Using the listing below, retype only the lines from the line with "Enumerate this screenshot's" through the end, both ends included, and exclude the pictures.

--- begin Dataset entries ---

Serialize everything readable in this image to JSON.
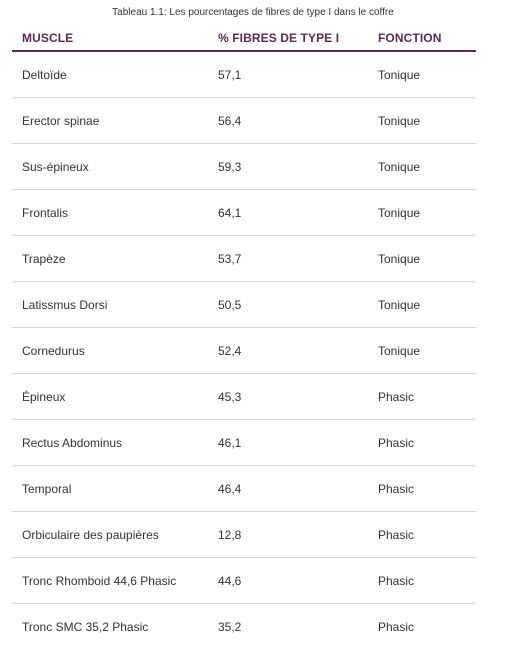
{
  "caption": "Tableau 1.1: Les pourcentages de fibres de type I dans le coffre",
  "headers": {
    "muscle": "MUSCLE",
    "pct": "% FIBRES DE TYPE I",
    "function": "FONCTION"
  },
  "rows": [
    {
      "muscle": "Deltoïde",
      "pct": "57,1",
      "function": "Tonique"
    },
    {
      "muscle": "Erector spinae",
      "pct": "56,4",
      "function": "Tonique"
    },
    {
      "muscle": "Sus-épineux",
      "pct": "59,3",
      "function": "Tonique"
    },
    {
      "muscle": "Frontalis",
      "pct": "64,1",
      "function": "Tonique"
    },
    {
      "muscle": "Trapèze",
      "pct": "53,7",
      "function": "Tonique"
    },
    {
      "muscle": "Latissmus Dorsi",
      "pct": "50,5",
      "function": "Tonique"
    },
    {
      "muscle": "Cornedurus",
      "pct": "52,4",
      "function": "Tonique"
    },
    {
      "muscle": "Épineux",
      "pct": "45,3",
      "function": "Phasic"
    },
    {
      "muscle": "Rectus Abdominus",
      "pct": "46,1",
      "function": "Phasic"
    },
    {
      "muscle": "Temporal",
      "pct": "46,4",
      "function": "Phasic"
    },
    {
      "muscle": "Orbiculaire des paupières",
      "pct": "12,8",
      "function": "Phasic"
    },
    {
      "muscle": "Tronc Rhomboid 44,6 Phasic",
      "pct": "44,6",
      "function": "Phasic"
    },
    {
      "muscle": "Tronc SMC 35,2 Phasic",
      "pct": "35,2",
      "function": "Phasic"
    }
  ],
  "colors": {
    "header_text": "#5a2a52",
    "header_rule": "#5a2a52",
    "row_rule": "#d6d6d6",
    "body_text": "#333333"
  }
}
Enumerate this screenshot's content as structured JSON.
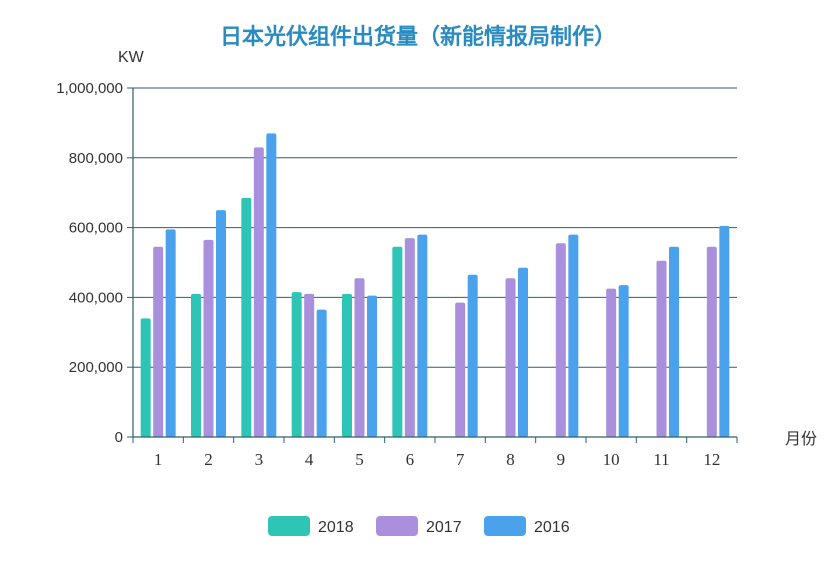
{
  "chart_data": {
    "type": "bar",
    "title": "日本光伏组件出货量（新能情报局制作）",
    "ylabel": "KW",
    "xlabel": "月份",
    "ylim": [
      0,
      1000000
    ],
    "yticks": [
      "0",
      "200,000",
      "400,000",
      "600,000",
      "800,000",
      "1,000,000"
    ],
    "categories": [
      "1",
      "2",
      "3",
      "4",
      "5",
      "6",
      "7",
      "8",
      "9",
      "10",
      "11",
      "12"
    ],
    "grid": true,
    "legend_position": "bottom",
    "series": [
      {
        "name": "2018",
        "color": "#2ec4b6",
        "values": [
          340000,
          410000,
          685000,
          415000,
          410000,
          545000,
          null,
          null,
          null,
          null,
          null,
          null
        ]
      },
      {
        "name": "2017",
        "color": "#a98fdc",
        "values": [
          545000,
          565000,
          830000,
          410000,
          455000,
          570000,
          385000,
          455000,
          555000,
          425000,
          505000,
          545000
        ]
      },
      {
        "name": "2016",
        "color": "#4ba2ec",
        "values": [
          595000,
          650000,
          870000,
          365000,
          405000,
          580000,
          465000,
          485000,
          580000,
          435000,
          545000,
          605000
        ]
      }
    ]
  }
}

--- end Dataset entries ---

Solution to this problem =
Enumerate this screenshot's content as structured JSON.
{
  "chart_data": {
    "type": "bar",
    "title": "日本光伏组件出货量（新能情报局制作）",
    "ylabel": "KW",
    "xlabel": "月份",
    "ylim": [
      0,
      1000000
    ],
    "yticks": [
      "0",
      "200,000",
      "400,000",
      "600,000",
      "800,000",
      "1,000,000"
    ],
    "categories": [
      "1",
      "2",
      "3",
      "4",
      "5",
      "6",
      "7",
      "8",
      "9",
      "10",
      "11",
      "12"
    ],
    "grid": true,
    "legend_position": "bottom",
    "series": [
      {
        "name": "2018",
        "color": "#2ec4b6",
        "values": [
          340000,
          410000,
          685000,
          415000,
          410000,
          545000,
          null,
          null,
          null,
          null,
          null,
          null
        ]
      },
      {
        "name": "2017",
        "color": "#a98fdc",
        "values": [
          545000,
          565000,
          830000,
          410000,
          455000,
          570000,
          385000,
          455000,
          555000,
          425000,
          505000,
          545000
        ]
      },
      {
        "name": "2016",
        "color": "#4ba2ec",
        "values": [
          595000,
          650000,
          870000,
          365000,
          405000,
          580000,
          465000,
          485000,
          580000,
          435000,
          545000,
          605000
        ]
      }
    ]
  }
}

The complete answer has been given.